• Directions for this task:
Scan the entries below and extract each line with the word "установленный" in it.

::::::::

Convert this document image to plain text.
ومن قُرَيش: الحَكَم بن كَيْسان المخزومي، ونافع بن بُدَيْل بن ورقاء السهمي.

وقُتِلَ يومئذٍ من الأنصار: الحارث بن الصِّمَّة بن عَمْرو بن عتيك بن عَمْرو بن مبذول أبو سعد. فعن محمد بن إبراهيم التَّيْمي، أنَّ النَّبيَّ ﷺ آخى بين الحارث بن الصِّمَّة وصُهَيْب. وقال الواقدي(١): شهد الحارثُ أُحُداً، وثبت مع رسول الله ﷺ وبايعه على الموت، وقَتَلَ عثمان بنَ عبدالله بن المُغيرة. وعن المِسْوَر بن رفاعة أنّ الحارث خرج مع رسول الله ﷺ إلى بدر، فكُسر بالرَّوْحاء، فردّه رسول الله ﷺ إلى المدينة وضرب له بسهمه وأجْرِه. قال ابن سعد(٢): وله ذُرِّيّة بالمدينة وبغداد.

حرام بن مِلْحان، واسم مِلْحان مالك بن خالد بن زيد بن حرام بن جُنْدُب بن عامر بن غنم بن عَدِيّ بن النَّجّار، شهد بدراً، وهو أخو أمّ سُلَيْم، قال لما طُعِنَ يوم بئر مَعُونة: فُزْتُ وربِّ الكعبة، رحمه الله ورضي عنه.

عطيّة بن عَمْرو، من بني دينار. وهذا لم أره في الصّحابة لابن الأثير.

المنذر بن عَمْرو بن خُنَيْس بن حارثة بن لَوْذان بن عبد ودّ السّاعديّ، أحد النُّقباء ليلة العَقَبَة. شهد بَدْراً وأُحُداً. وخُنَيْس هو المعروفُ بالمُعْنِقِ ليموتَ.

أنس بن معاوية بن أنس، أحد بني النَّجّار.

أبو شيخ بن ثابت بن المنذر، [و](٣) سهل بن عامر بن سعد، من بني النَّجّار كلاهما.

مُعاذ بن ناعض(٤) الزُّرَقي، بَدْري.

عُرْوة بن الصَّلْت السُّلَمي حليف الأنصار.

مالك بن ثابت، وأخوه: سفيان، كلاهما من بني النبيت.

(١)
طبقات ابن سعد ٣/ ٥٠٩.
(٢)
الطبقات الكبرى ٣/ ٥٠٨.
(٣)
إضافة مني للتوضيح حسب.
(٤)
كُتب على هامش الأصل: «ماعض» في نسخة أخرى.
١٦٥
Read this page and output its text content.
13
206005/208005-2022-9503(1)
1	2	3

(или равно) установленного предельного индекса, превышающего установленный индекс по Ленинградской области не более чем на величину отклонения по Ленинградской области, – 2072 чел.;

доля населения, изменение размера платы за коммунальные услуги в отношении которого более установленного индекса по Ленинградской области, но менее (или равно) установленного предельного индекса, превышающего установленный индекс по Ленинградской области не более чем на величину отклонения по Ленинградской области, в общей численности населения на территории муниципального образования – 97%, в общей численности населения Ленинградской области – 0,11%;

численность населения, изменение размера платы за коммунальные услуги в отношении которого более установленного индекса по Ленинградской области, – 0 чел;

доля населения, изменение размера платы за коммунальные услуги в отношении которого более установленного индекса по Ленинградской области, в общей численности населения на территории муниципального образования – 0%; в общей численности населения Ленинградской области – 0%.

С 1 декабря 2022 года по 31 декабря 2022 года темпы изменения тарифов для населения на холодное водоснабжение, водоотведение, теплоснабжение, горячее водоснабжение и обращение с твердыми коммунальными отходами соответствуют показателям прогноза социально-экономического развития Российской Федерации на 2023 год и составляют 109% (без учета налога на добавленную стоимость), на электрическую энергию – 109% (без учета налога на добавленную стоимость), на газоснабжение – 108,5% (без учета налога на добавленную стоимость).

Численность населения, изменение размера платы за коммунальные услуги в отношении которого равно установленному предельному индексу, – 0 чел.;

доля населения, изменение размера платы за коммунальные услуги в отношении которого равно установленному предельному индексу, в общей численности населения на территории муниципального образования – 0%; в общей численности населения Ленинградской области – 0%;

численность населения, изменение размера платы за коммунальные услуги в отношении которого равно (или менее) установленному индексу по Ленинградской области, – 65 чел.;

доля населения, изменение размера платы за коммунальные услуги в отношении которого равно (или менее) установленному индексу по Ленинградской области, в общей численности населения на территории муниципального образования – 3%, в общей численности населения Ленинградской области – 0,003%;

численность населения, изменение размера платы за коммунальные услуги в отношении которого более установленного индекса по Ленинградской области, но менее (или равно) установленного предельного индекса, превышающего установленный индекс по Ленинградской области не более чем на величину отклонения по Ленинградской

::::::::

• Final result:
(или равно) установленного предельного индекса, превышающего установленный индекс по Ленинградской области не более чем на величину отклонения по Ленинградской области, – 2072 чел.;
доля населения, изменение размера платы за коммунальные услуги в отношении которого более установленного индекса по Ленинградской области, но менее (или равно) установленного предельного индекса, превышающего установленный индекс по Ленинградской области не более чем на величину отклонения по Ленинградской области, в общей численности населения на территории муниципального образования – 97%, в общей численности населения Ленинградской области – 0,11%;
численность населения, изменение размера платы за коммунальные услуги в отношении которого более установленного индекса по Ленинградской области, но менее (или равно) установленного предельного индекса, превышающего установленный индекс по Ленинградской области не более чем на величину отклонения по Ленинградской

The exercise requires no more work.